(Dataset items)
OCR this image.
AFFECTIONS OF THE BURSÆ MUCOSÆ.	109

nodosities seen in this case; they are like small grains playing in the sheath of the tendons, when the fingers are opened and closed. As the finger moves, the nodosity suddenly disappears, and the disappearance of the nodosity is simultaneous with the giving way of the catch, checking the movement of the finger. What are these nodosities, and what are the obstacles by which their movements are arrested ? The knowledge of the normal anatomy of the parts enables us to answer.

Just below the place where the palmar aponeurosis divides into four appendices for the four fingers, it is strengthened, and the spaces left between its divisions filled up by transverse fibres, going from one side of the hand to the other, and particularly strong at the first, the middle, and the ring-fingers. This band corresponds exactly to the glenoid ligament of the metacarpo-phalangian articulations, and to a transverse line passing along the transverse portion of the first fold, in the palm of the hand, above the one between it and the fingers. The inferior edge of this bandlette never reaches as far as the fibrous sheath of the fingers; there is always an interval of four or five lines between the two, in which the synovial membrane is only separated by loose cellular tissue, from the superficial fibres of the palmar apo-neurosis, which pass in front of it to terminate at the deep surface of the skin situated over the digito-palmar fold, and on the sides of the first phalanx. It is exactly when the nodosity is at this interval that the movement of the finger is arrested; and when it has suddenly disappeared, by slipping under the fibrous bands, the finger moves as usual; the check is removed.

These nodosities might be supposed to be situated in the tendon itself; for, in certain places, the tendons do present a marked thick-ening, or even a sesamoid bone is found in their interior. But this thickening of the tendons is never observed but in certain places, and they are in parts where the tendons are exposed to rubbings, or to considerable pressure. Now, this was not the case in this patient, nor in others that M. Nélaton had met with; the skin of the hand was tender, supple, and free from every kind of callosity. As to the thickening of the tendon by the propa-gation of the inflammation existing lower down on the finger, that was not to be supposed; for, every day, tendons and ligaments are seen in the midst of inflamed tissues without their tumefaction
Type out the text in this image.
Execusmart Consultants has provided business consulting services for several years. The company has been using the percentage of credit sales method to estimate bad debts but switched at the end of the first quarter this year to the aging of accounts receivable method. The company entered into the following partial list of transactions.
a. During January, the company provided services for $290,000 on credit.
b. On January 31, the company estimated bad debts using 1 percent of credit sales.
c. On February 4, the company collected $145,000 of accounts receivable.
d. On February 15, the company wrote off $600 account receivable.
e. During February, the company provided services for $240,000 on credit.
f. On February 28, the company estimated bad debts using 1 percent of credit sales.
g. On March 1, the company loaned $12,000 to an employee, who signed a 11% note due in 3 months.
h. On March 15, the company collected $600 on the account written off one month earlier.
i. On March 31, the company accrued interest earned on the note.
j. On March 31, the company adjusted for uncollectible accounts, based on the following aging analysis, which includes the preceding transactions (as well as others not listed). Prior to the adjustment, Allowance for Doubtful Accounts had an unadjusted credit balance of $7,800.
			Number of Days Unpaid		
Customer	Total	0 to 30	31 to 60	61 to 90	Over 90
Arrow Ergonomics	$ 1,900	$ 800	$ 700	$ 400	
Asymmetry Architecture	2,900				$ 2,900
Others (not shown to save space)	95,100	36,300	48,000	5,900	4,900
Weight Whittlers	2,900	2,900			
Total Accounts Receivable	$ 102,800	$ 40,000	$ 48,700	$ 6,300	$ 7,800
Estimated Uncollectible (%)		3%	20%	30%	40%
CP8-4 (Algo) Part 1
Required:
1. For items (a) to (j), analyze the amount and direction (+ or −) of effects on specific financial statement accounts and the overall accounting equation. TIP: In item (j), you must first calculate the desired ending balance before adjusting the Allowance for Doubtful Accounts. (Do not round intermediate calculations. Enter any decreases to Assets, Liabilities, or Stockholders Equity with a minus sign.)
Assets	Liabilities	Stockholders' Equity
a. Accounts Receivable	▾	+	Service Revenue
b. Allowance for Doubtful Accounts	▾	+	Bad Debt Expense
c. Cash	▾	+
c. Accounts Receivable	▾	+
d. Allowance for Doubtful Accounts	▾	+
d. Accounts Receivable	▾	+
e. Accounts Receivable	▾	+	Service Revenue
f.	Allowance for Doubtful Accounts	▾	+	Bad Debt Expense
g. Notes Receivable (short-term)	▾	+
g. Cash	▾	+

REQUIRED WORK: Go through the data above and find the lines with the word "Allowance". Copy each of those lines.

COMPLETED EXERCISE:
j. On March 31, the company adjusted for uncollectible accounts, based on the following aging analysis, which includes the preceding transactions (as well as others not listed). Prior to the adjustment, Allowance for Doubtful Accounts had an unadjusted credit balance of $7,800.
1. For items (a) to (j), analyze the amount and direction (+ or −) of effects on specific financial statement accounts and the overall accounting equation. TIP: In item (j), you must first calculate the desired ending balance before adjusting the Allowance for Doubtful Accounts. (Do not round intermediate calculations. Enter any decreases to Assets, Liabilities, or Stockholders Equity with a minus sign.)
b. Allowance for Doubtful Accounts	▾	+	Bad Debt Expense
d. Allowance for Doubtful Accounts	▾	+
f.	Allowance for Doubtful Accounts	▾	+	Bad Debt Expense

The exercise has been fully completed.